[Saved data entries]

******************************

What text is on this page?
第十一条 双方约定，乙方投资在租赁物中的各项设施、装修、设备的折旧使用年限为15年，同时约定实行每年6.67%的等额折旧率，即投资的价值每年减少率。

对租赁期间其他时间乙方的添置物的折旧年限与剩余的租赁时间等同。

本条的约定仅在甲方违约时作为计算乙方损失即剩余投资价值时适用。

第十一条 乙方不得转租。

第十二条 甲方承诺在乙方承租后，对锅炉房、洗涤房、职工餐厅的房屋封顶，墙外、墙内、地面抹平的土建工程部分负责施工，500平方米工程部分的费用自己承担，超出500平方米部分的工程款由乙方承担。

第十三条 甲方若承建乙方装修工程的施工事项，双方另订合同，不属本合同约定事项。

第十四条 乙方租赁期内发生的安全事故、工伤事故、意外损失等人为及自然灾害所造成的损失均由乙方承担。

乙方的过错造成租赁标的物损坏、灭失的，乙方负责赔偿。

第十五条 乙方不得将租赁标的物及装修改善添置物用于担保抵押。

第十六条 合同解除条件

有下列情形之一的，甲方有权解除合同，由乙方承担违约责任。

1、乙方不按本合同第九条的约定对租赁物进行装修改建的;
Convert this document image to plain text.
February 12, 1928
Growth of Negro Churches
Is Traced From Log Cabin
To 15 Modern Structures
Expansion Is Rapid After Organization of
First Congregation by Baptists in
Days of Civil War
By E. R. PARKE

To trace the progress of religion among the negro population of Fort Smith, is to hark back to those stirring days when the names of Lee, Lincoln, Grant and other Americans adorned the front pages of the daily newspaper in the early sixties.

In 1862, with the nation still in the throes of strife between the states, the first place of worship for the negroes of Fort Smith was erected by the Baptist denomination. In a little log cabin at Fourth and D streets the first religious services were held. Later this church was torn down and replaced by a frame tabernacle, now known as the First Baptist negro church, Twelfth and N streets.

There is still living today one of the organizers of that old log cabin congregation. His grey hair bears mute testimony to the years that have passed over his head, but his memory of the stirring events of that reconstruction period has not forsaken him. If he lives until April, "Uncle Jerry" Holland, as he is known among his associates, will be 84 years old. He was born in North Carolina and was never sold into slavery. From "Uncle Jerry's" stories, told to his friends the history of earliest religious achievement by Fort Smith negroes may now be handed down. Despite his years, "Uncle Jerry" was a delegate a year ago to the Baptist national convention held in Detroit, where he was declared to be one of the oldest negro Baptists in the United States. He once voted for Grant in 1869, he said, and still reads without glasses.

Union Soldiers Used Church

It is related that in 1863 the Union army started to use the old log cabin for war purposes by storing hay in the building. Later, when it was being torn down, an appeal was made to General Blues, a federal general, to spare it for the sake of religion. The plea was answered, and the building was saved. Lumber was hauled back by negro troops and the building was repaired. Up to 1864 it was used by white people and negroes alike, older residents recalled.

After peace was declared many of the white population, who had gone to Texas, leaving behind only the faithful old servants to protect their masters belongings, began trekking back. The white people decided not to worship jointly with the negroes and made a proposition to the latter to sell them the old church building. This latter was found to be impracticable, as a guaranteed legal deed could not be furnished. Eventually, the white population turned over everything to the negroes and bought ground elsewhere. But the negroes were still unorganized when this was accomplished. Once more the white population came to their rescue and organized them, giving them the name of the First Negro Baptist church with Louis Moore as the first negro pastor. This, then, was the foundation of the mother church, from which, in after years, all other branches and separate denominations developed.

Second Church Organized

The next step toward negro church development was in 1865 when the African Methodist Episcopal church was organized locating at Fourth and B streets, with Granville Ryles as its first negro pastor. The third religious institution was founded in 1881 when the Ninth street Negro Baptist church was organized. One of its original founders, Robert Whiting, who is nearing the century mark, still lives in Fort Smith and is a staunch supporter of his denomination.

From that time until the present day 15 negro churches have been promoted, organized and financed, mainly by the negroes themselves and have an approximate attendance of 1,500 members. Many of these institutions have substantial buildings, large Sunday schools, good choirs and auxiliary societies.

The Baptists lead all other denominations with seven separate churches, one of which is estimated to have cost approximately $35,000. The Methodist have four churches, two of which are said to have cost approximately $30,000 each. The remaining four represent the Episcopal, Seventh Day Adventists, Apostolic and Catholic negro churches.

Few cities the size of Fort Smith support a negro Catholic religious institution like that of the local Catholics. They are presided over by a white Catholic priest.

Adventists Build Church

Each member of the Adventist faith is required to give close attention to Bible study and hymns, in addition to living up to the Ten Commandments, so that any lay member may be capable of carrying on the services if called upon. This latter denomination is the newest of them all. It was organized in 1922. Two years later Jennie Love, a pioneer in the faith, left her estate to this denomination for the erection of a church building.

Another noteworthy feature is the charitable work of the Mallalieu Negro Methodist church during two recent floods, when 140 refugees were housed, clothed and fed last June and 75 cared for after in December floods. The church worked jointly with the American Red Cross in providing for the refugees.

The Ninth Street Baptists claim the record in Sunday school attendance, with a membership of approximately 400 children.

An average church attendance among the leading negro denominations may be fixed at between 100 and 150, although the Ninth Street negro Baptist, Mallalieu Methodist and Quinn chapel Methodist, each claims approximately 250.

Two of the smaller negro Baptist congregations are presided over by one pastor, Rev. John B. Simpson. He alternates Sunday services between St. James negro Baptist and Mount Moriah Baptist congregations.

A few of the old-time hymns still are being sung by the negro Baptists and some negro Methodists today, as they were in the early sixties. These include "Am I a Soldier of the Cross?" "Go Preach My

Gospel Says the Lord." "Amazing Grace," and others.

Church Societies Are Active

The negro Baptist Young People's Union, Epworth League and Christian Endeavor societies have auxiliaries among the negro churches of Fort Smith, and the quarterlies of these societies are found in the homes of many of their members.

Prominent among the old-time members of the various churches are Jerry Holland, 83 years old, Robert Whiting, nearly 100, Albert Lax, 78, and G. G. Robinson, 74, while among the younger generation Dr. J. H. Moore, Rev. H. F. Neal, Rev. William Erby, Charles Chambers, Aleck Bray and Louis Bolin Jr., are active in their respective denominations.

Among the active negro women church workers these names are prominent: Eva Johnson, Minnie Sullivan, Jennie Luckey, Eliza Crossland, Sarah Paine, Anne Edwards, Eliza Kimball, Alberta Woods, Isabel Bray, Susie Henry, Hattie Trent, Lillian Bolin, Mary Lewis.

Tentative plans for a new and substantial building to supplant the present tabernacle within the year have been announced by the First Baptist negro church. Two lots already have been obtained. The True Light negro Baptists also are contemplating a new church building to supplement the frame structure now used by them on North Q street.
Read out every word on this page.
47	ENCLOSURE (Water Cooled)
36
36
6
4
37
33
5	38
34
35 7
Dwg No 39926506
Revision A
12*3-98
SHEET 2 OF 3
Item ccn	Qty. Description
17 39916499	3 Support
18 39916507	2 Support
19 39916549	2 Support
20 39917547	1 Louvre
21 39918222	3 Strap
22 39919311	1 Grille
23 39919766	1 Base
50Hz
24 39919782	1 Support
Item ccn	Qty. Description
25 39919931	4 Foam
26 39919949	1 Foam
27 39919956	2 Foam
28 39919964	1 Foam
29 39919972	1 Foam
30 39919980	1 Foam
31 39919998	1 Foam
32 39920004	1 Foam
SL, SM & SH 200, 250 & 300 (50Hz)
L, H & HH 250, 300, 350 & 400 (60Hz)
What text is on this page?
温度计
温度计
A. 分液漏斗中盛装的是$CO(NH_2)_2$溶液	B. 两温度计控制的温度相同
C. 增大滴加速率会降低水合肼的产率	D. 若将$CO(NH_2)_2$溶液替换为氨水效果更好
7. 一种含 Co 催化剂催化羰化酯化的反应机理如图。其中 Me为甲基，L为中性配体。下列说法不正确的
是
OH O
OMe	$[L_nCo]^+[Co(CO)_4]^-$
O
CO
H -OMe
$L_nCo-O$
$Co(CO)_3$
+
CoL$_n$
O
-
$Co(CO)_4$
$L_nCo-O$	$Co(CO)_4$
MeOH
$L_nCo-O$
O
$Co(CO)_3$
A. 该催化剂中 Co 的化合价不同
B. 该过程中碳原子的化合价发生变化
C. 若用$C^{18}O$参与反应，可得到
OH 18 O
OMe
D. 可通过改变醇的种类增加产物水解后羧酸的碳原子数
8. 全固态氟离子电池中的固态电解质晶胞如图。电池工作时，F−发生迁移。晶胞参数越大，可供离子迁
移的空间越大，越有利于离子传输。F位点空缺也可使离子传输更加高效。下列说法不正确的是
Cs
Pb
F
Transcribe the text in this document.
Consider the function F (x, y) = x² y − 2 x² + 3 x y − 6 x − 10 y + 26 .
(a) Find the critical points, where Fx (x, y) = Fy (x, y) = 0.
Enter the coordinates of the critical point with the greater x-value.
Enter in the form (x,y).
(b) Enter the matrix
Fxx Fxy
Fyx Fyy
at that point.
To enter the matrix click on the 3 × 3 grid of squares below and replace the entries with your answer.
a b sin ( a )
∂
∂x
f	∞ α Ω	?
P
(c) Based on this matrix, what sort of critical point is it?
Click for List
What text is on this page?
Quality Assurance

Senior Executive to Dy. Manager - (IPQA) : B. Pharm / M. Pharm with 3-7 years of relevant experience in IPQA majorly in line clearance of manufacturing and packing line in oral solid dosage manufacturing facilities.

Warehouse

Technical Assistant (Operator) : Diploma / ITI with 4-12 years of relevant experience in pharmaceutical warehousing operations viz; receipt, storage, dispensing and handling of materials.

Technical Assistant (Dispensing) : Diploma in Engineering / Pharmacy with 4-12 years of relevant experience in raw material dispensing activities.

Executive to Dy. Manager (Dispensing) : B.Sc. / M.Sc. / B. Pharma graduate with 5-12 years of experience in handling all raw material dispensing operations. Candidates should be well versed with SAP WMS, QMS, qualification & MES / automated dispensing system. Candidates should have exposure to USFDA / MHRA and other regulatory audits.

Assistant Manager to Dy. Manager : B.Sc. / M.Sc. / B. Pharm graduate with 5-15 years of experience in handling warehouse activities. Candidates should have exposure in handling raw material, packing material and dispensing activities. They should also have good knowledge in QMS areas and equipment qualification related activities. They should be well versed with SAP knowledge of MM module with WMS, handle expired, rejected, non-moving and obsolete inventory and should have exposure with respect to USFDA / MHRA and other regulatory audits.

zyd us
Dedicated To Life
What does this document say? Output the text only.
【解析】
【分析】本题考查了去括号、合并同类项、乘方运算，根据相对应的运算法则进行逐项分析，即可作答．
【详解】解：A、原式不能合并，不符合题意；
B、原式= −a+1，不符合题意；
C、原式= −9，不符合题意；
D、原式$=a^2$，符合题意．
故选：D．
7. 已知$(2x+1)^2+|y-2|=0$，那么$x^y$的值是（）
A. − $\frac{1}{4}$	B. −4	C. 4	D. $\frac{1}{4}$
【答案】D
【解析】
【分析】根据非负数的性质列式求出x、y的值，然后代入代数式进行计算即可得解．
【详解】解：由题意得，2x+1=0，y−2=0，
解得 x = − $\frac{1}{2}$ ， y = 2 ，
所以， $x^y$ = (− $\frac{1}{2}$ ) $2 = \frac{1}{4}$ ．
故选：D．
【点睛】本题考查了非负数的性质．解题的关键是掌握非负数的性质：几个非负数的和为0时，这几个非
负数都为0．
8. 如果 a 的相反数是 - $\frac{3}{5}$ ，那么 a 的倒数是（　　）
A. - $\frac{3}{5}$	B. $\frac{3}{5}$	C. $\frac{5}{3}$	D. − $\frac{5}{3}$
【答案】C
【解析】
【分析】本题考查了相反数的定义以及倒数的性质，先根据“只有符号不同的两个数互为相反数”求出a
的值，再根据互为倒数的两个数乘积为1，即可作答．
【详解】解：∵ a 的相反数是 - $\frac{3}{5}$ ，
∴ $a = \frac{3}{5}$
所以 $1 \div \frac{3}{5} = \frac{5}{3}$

******************************

§ Requirement:
Scan the material for lines with the word "hymns", and copy each line you find.

§ Complete response:
Each member of the Adventist faith is required to give close attention to Bible study and hymns, in addition to living up to the Ten Commandments, so that any lay member may be capable of carrying on the services if called upon. This latter denomination is the newest of them all. It was organized in 1922. Two years later Jennie Love, a pioneer in the faith, left her estate to this denomination for the erection of a church building.
A few of the old-time hymns still are being sung by the negro Baptists and some negro Methodists today, as they were in the early sixties. These include "Am I a Soldier of the Cross?" "Go Preach My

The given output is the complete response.